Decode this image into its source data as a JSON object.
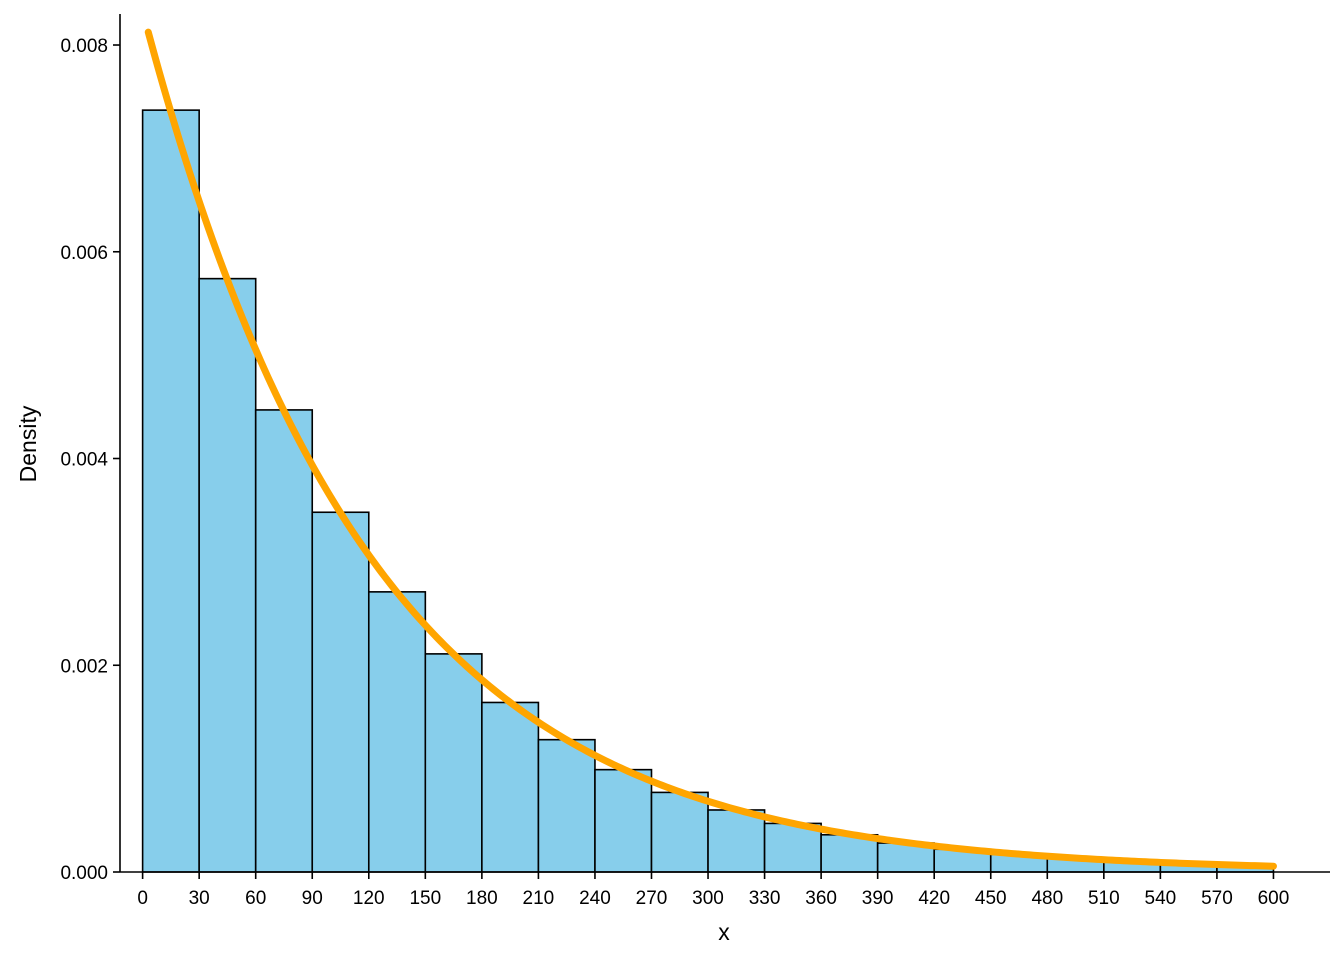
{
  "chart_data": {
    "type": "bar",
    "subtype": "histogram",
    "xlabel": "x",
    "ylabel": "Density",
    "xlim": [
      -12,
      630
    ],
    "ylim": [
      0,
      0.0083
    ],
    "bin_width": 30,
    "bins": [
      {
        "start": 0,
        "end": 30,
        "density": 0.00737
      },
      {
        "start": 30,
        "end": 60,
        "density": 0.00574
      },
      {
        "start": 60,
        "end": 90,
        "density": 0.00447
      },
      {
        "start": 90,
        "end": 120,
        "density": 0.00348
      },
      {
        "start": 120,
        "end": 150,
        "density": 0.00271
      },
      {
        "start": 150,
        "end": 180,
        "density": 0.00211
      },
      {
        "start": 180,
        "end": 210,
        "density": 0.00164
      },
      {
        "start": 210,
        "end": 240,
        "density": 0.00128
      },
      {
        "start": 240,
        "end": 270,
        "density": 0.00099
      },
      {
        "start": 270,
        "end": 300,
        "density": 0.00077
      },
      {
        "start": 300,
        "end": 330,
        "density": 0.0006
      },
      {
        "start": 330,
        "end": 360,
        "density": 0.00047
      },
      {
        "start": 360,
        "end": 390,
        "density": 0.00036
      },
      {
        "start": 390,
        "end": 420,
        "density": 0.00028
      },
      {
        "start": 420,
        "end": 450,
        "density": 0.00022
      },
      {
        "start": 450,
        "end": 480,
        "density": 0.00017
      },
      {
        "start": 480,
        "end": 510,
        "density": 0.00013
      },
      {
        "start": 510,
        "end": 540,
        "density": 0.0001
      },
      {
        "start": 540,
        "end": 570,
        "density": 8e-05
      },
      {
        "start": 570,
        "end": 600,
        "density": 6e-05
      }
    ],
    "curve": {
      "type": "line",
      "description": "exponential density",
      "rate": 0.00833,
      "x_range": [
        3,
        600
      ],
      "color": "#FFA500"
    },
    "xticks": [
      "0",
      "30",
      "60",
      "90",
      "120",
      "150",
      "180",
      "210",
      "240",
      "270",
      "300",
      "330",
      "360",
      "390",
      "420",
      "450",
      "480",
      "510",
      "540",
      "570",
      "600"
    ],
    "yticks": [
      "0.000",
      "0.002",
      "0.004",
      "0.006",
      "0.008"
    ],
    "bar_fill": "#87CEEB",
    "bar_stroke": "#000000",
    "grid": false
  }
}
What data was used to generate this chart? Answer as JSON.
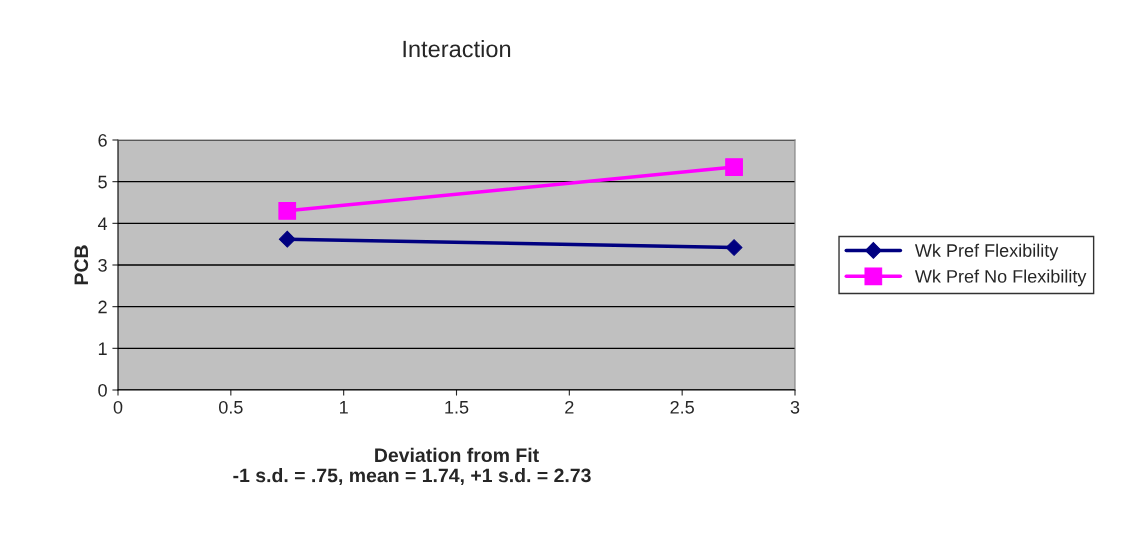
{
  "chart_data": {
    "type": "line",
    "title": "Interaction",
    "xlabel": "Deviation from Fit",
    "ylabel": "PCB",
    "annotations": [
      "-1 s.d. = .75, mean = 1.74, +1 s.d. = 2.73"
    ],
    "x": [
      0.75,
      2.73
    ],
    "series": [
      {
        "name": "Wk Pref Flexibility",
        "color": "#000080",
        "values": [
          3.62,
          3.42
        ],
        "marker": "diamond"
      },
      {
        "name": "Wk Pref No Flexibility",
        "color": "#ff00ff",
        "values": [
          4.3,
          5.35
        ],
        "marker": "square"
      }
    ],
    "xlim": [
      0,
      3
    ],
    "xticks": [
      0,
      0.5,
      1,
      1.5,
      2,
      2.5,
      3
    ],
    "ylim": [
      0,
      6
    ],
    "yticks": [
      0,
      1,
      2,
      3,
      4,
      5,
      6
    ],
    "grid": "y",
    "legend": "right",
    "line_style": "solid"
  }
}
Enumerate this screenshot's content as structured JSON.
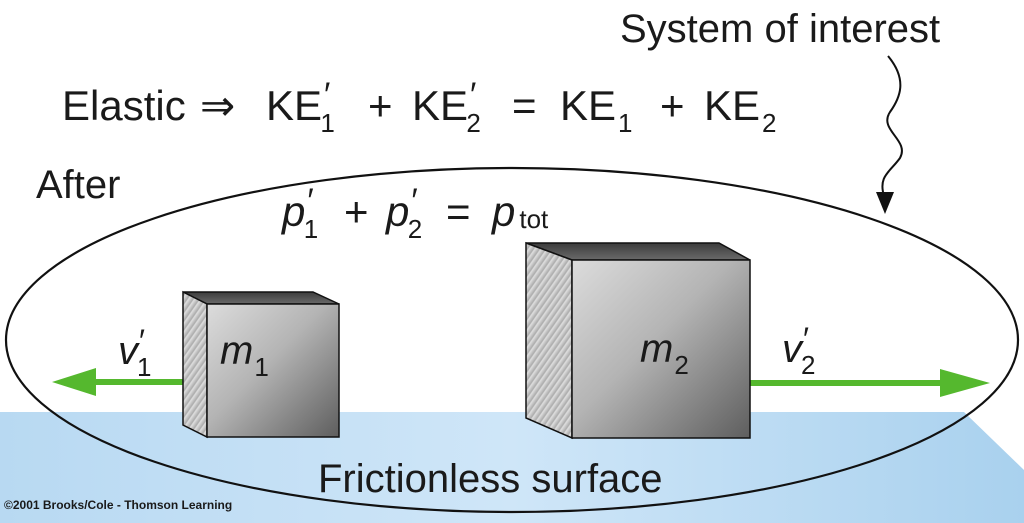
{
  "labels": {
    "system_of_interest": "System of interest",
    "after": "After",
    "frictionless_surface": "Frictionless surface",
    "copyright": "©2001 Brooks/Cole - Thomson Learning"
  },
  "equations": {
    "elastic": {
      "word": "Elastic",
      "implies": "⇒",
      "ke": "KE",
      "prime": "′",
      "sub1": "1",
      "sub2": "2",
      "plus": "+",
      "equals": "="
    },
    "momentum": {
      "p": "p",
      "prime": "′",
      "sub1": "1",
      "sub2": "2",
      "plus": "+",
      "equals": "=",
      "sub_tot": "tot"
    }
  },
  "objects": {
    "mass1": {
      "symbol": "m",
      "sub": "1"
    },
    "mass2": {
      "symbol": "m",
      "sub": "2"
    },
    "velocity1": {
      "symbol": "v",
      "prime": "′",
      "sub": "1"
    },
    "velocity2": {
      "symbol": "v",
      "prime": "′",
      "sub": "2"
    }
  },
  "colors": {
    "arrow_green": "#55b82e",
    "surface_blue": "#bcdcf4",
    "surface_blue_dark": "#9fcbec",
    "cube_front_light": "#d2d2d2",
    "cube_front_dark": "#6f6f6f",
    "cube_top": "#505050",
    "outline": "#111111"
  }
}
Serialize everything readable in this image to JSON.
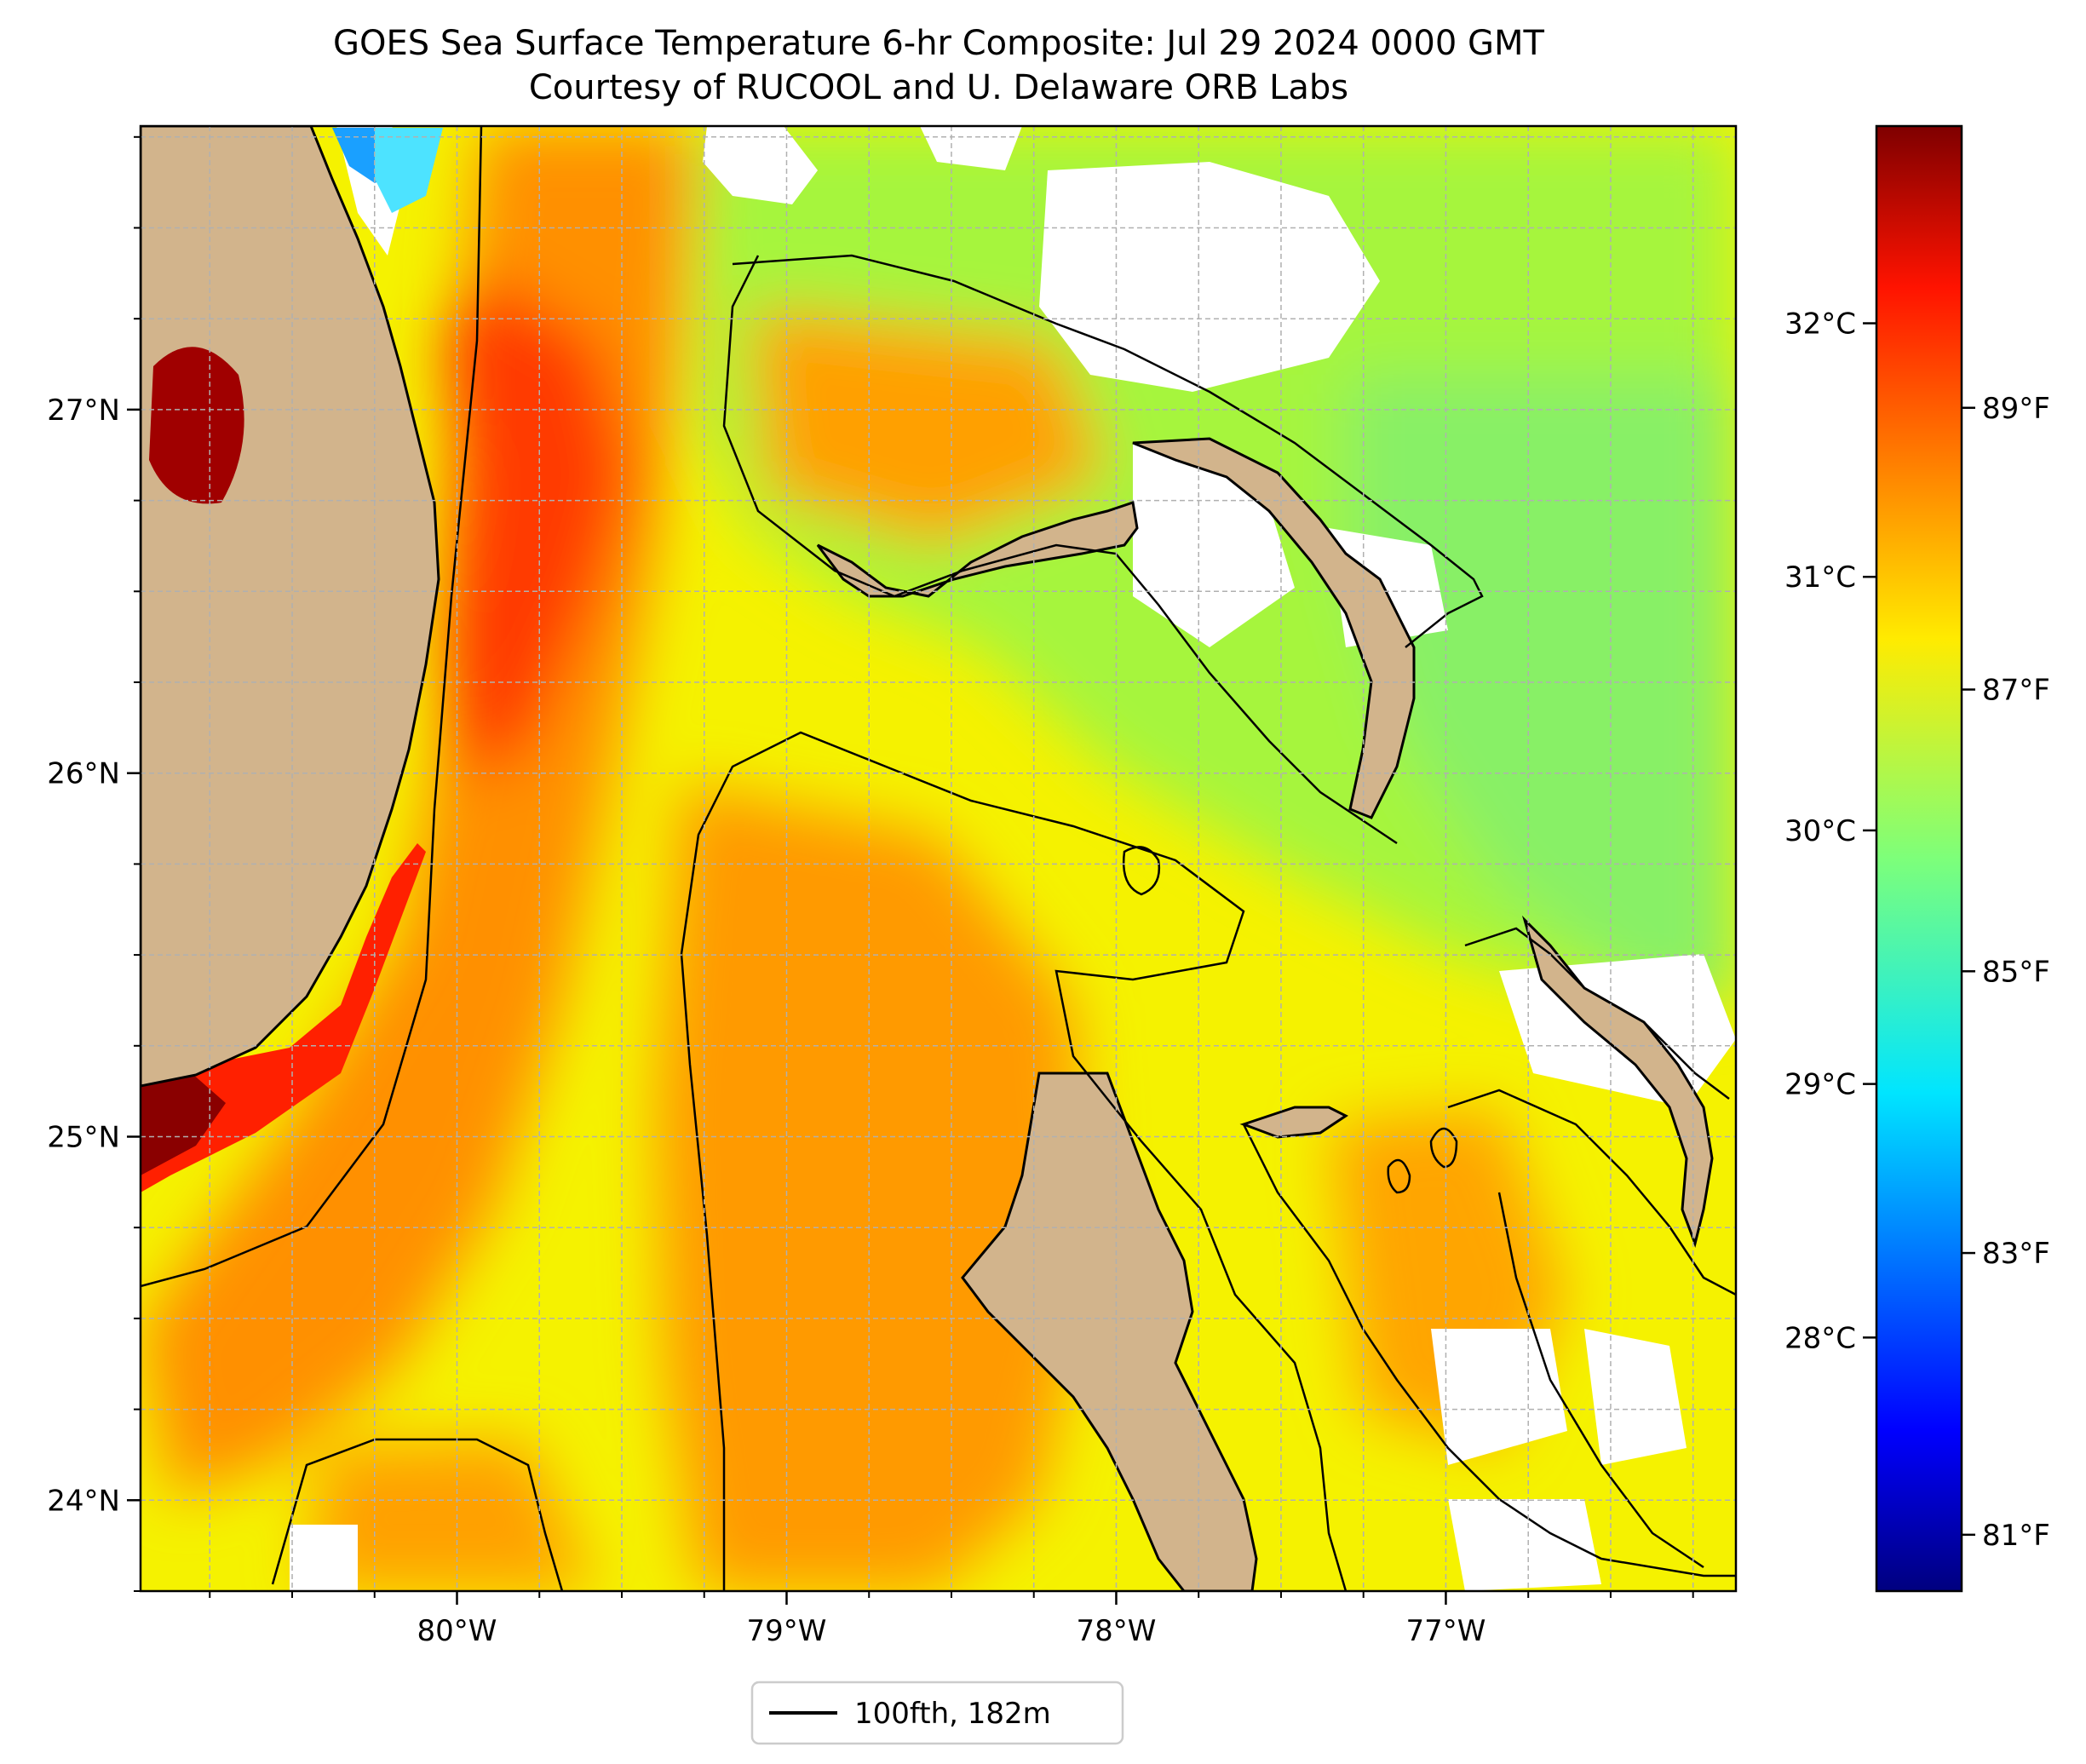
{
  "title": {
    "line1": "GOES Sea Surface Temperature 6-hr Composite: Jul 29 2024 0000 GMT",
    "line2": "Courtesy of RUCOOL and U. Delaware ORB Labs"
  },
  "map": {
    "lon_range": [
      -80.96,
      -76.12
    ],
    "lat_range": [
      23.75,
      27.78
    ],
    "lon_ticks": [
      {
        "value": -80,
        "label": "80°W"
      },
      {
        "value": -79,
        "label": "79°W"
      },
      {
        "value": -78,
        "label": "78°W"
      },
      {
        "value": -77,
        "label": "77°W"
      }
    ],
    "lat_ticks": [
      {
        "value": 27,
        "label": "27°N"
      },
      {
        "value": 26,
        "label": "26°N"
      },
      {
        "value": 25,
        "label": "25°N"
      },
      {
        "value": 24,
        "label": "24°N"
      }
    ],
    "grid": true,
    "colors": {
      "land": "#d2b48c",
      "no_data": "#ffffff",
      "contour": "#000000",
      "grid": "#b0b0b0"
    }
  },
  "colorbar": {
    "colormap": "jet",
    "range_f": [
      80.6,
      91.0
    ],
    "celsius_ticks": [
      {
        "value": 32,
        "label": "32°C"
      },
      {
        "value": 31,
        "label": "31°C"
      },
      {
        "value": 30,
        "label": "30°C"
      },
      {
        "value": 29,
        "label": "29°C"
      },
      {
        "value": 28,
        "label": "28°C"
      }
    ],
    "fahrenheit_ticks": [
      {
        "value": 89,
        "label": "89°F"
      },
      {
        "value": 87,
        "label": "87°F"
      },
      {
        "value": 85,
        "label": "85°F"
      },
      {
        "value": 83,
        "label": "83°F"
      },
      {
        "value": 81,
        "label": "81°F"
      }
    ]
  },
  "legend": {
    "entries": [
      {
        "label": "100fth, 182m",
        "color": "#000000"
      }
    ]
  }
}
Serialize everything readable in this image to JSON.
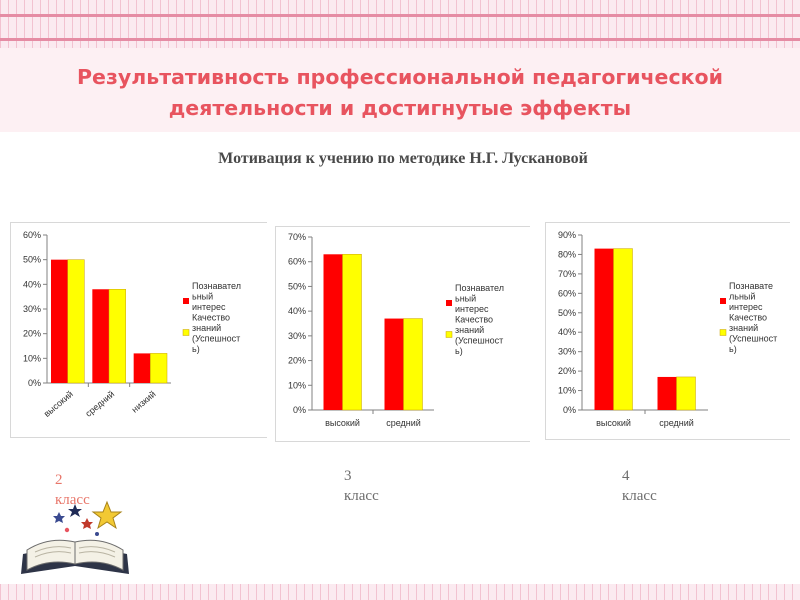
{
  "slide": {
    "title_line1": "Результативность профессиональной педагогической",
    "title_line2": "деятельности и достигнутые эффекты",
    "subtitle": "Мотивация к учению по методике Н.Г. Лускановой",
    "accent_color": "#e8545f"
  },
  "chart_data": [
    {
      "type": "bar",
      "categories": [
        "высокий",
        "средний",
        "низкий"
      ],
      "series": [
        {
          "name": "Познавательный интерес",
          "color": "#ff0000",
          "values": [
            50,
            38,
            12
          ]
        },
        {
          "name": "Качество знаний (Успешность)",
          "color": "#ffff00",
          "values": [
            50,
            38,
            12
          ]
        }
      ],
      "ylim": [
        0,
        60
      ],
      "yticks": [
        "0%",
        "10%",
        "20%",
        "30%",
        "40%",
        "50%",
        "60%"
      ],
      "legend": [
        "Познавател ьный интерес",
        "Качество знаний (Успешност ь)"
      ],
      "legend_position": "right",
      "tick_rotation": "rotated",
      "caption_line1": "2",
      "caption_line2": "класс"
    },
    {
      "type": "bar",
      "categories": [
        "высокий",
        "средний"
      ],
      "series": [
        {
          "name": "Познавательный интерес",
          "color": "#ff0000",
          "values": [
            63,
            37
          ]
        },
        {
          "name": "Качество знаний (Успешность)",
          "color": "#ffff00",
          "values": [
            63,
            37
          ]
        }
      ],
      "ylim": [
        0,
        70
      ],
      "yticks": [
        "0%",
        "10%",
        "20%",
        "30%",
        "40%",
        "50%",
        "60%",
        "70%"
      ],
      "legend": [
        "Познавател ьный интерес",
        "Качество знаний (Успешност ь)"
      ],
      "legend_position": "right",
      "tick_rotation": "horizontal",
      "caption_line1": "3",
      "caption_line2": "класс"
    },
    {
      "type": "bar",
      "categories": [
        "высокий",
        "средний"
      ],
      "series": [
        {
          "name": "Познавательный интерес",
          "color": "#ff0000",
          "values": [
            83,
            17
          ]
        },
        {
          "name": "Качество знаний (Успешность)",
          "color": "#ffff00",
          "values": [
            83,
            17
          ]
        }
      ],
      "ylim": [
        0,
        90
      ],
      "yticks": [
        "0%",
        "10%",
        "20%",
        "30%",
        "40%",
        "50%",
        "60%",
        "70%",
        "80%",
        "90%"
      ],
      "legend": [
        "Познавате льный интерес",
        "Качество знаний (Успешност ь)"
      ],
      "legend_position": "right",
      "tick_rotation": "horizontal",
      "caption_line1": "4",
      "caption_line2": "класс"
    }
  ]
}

____________

= Task goal =
Find the word "Pref" in the material, then list each line that holds it.

= Written answer =
        "name": "Wk Pref Flexibility",
        "name": "Wk Pref No Flexibility",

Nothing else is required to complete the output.